Excerpted data »
━━━━━━━━━━━━━━━━━━━━

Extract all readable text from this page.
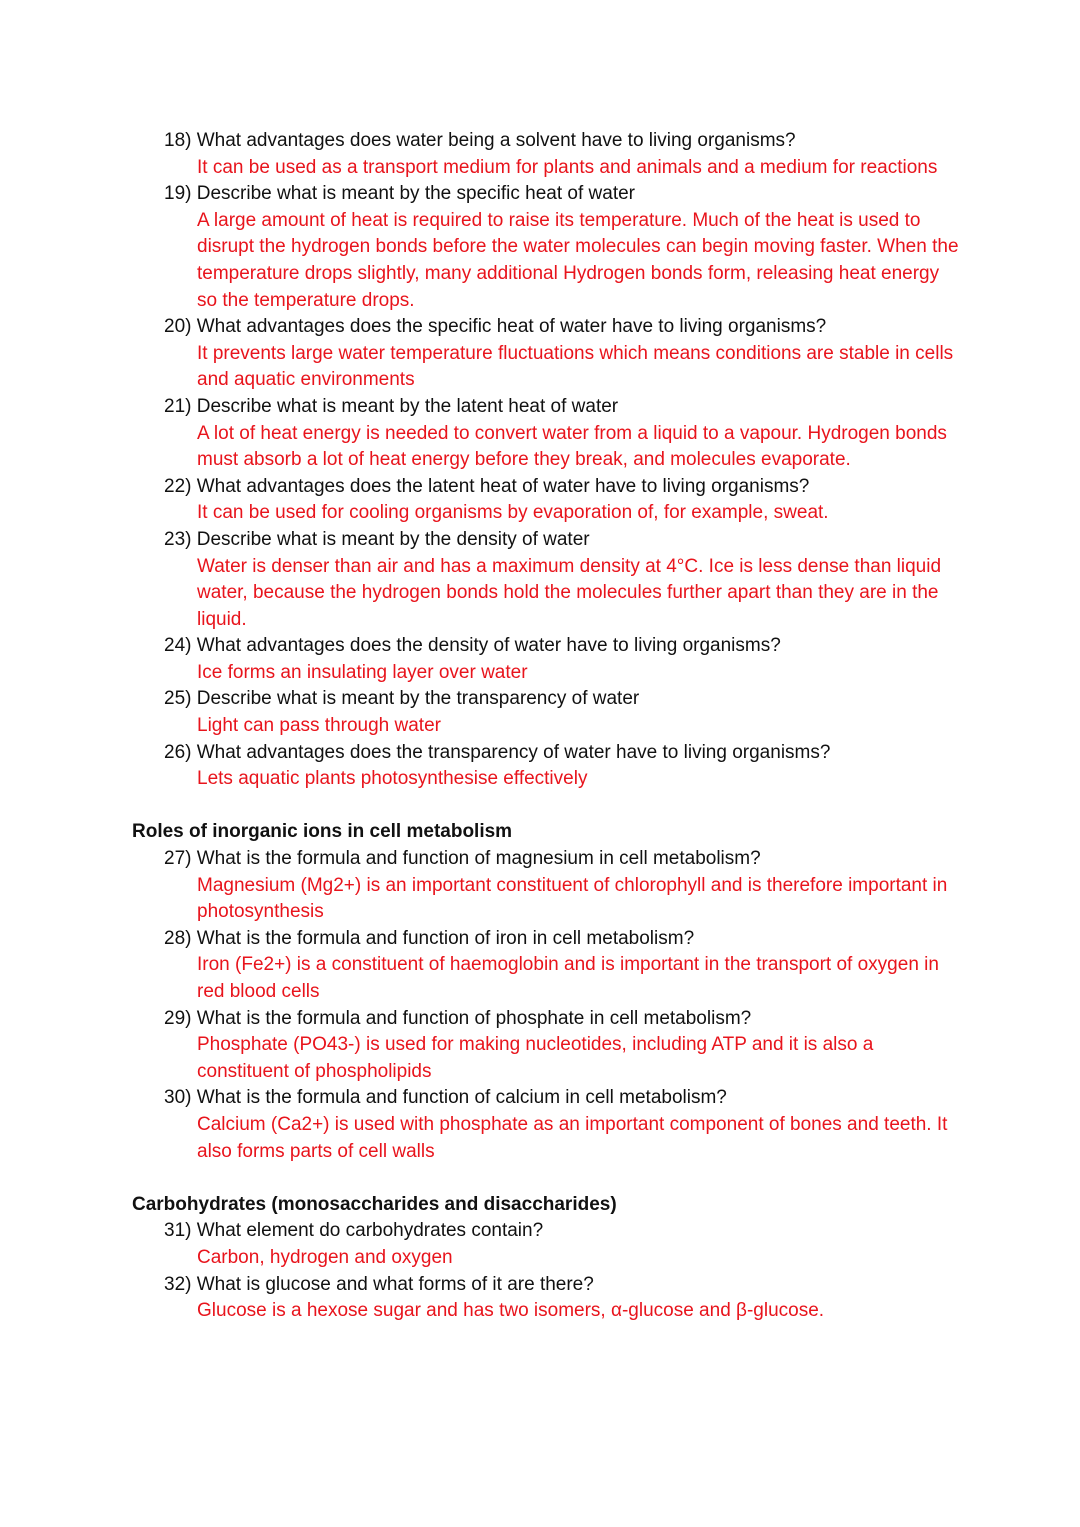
18) What advantages does water being a solvent have to living organisms?
It can be used as a transport medium for plants and animals and a medium for reactions
19) Describe what is meant by the specific heat of water
A large amount of heat is required to raise its temperature. Much of the heat is used to disrupt the hydrogen bonds before the water molecules can begin moving faster. When the temperature drops slightly, many additional Hydrogen bonds form, releasing heat energy so the temperature drops.
20) What advantages does the specific heat of water have to living organisms?
It prevents large water temperature fluctuations which means conditions are stable in cells and aquatic environments
21) Describe what is meant by the latent heat of water
A lot of heat energy is needed to convert water from a liquid to a vapour. Hydrogen bonds must absorb a lot of heat energy before they break, and molecules evaporate.
22) What advantages does the latent heat of water have to living organisms?
It can be used for cooling organisms by evaporation of, for example, sweat.
23) Describe what is meant by the density of water
Water is denser than air and has a maximum density at 4°C. Ice is less dense than liquid water, because the hydrogen bonds hold the molecules further apart than they are in the liquid.
24) What advantages does the density of water have to living organisms?
Ice forms an insulating layer over water
25) Describe what is meant by the transparency of water
Light can pass through water
26) What advantages does the transparency of water have to living organisms?
Lets aquatic plants photosynthesise effectively
Roles of inorganic ions in cell metabolism
27) What is the formula and function of magnesium in cell metabolism?
Magnesium (Mg2+) is an important constituent of chlorophyll and is therefore important in photosynthesis
28) What is the formula and function of iron in cell metabolism?
Iron (Fe2+) is a constituent of haemoglobin and is important in the transport of oxygen in red blood cells
29) What is the formula and function of phosphate in cell metabolism?
Phosphate (PO43-) is used for making nucleotides, including ATP and it is also a constituent of phospholipids
30) What is the formula and function of calcium in cell metabolism?
Calcium (Ca2+) is used with phosphate as an important component of bones and teeth. It also forms parts of cell walls
Carbohydrates (monosaccharides and disaccharides)
31) What element do carbohydrates contain?
Carbon, hydrogen and oxygen
32) What is glucose and what forms of it are there?
Glucose is a hexose sugar and has two isomers, α-glucose and β-glucose.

━━━━━━━━━━━━━━━━━━━━

Your objective »
Restate the records above exactly, less any pictures.

Solution to this problem »
Extract all readable text from this page.
18) What advantages does water being a solvent have to living organisms?
It can be used as a transport medium for plants and animals and a medium for reactions
19) Describe what is meant by the specific heat of water
A large amount of heat is required to raise its temperature. Much of the heat is used to disrupt the hydrogen bonds before the water molecules can begin moving faster. When the temperature drops slightly, many additional Hydrogen bonds form, releasing heat energy so the temperature drops.
20) What advantages does the specific heat of water have to living organisms?
It prevents large water temperature fluctuations which means conditions are stable in cells and aquatic environments
21) Describe what is meant by the latent heat of water
A lot of heat energy is needed to convert water from a liquid to a vapour. Hydrogen bonds must absorb a lot of heat energy before they break, and molecules evaporate.
22) What advantages does the latent heat of water have to living organisms?
It can be used for cooling organisms by evaporation of, for example, sweat.
23) Describe what is meant by the density of water
Water is denser than air and has a maximum density at 4°C. Ice is less dense than liquid water, because the hydrogen bonds hold the molecules further apart than they are in the liquid.
24) What advantages does the density of water have to living organisms?
Ice forms an insulating layer over water
25) Describe what is meant by the transparency of water
Light can pass through water
26) What advantages does the transparency of water have to living organisms?
Lets aquatic plants photosynthesise effectively
Roles of inorganic ions in cell metabolism
27) What is the formula and function of magnesium in cell metabolism?
Magnesium (Mg2+) is an important constituent of chlorophyll and is therefore important in photosynthesis
28) What is the formula and function of iron in cell metabolism?
Iron (Fe2+) is a constituent of haemoglobin and is important in the transport of oxygen in red blood cells
29) What is the formula and function of phosphate in cell metabolism?
Phosphate (PO43-) is used for making nucleotides, including ATP and it is also a constituent of phospholipids
30) What is the formula and function of calcium in cell metabolism?
Calcium (Ca2+) is used with phosphate as an important component of bones and teeth. It also forms parts of cell walls
Carbohydrates (monosaccharides and disaccharides)
31) What element do carbohydrates contain?
Carbon, hydrogen and oxygen
32) What is glucose and what forms of it are there?
Glucose is a hexose sugar and has two isomers, α-glucose and β-glucose.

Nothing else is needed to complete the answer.